== WHAT THE TASK REQUIRES ==
Every entry that follows needs to be repeated exactly.

□ □ □

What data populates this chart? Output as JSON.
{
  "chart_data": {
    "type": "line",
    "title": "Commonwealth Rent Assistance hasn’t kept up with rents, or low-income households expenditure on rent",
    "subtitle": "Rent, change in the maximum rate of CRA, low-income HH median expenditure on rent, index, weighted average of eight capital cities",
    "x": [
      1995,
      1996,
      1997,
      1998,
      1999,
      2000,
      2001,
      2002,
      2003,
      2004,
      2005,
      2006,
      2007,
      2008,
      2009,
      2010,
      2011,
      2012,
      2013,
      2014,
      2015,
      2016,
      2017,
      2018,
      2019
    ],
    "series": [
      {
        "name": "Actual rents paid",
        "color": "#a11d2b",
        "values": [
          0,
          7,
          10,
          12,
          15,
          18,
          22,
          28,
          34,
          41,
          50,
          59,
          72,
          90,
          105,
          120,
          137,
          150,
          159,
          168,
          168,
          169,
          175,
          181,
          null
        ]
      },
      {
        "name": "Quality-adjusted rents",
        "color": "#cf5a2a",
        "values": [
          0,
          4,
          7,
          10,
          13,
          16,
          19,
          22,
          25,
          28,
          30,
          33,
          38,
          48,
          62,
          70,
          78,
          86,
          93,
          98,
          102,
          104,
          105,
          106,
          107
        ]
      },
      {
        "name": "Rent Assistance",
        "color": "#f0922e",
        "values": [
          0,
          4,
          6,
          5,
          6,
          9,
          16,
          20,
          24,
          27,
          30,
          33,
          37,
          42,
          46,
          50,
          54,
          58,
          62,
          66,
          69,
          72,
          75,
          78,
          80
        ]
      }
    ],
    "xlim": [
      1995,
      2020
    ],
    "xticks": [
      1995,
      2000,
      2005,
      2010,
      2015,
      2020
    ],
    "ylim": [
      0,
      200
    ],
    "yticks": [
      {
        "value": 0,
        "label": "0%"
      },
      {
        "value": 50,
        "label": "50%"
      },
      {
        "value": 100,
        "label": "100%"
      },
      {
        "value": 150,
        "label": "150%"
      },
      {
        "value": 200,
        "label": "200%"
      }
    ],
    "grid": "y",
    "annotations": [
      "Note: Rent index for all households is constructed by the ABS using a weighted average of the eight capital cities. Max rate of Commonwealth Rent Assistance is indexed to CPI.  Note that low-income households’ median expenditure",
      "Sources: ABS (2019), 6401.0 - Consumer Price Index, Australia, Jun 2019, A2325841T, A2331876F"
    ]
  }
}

□ □ □

== PROBLEM SOLUTION ==
What data populates this chart? Output as JSON.
{
  "chart_data": {
    "type": "line",
    "title": "Commonwealth Rent Assistance hasn’t kept up with rents, or low-income households expenditure on rent",
    "subtitle": "Rent, change in the maximum rate of CRA, low-income HH median expenditure on rent, index, weighted average of eight capital cities",
    "x": [
      1995,
      1996,
      1997,
      1998,
      1999,
      2000,
      2001,
      2002,
      2003,
      2004,
      2005,
      2006,
      2007,
      2008,
      2009,
      2010,
      2011,
      2012,
      2013,
      2014,
      2015,
      2016,
      2017,
      2018,
      2019
    ],
    "series": [
      {
        "name": "Actual rents paid",
        "color": "#a11d2b",
        "values": [
          0,
          7,
          10,
          12,
          15,
          18,
          22,
          28,
          34,
          41,
          50,
          59,
          72,
          90,
          105,
          120,
          137,
          150,
          159,
          168,
          168,
          169,
          175,
          181,
          null
        ]
      },
      {
        "name": "Quality-adjusted rents",
        "color": "#cf5a2a",
        "values": [
          0,
          4,
          7,
          10,
          13,
          16,
          19,
          22,
          25,
          28,
          30,
          33,
          38,
          48,
          62,
          70,
          78,
          86,
          93,
          98,
          102,
          104,
          105,
          106,
          107
        ]
      },
      {
        "name": "Rent Assistance",
        "color": "#f0922e",
        "values": [
          0,
          4,
          6,
          5,
          6,
          9,
          16,
          20,
          24,
          27,
          30,
          33,
          37,
          42,
          46,
          50,
          54,
          58,
          62,
          66,
          69,
          72,
          75,
          78,
          80
        ]
      }
    ],
    "xlim": [
      1995,
      2020
    ],
    "xticks": [
      1995,
      2000,
      2005,
      2010,
      2015,
      2020
    ],
    "ylim": [
      0,
      200
    ],
    "yticks": [
      {
        "value": 0,
        "label": "0%"
      },
      {
        "value": 50,
        "label": "50%"
      },
      {
        "value": 100,
        "label": "100%"
      },
      {
        "value": 150,
        "label": "150%"
      },
      {
        "value": 200,
        "label": "200%"
      }
    ],
    "grid": "y",
    "annotations": [
      "Note: Rent index for all households is constructed by the ABS using a weighted average of the eight capital cities. Max rate of Commonwealth Rent Assistance is indexed to CPI.  Note that low-income households’ median expenditure",
      "Sources: ABS (2019), 6401.0 - Consumer Price Index, Australia, Jun 2019, A2325841T, A2331876F"
    ]
  }
}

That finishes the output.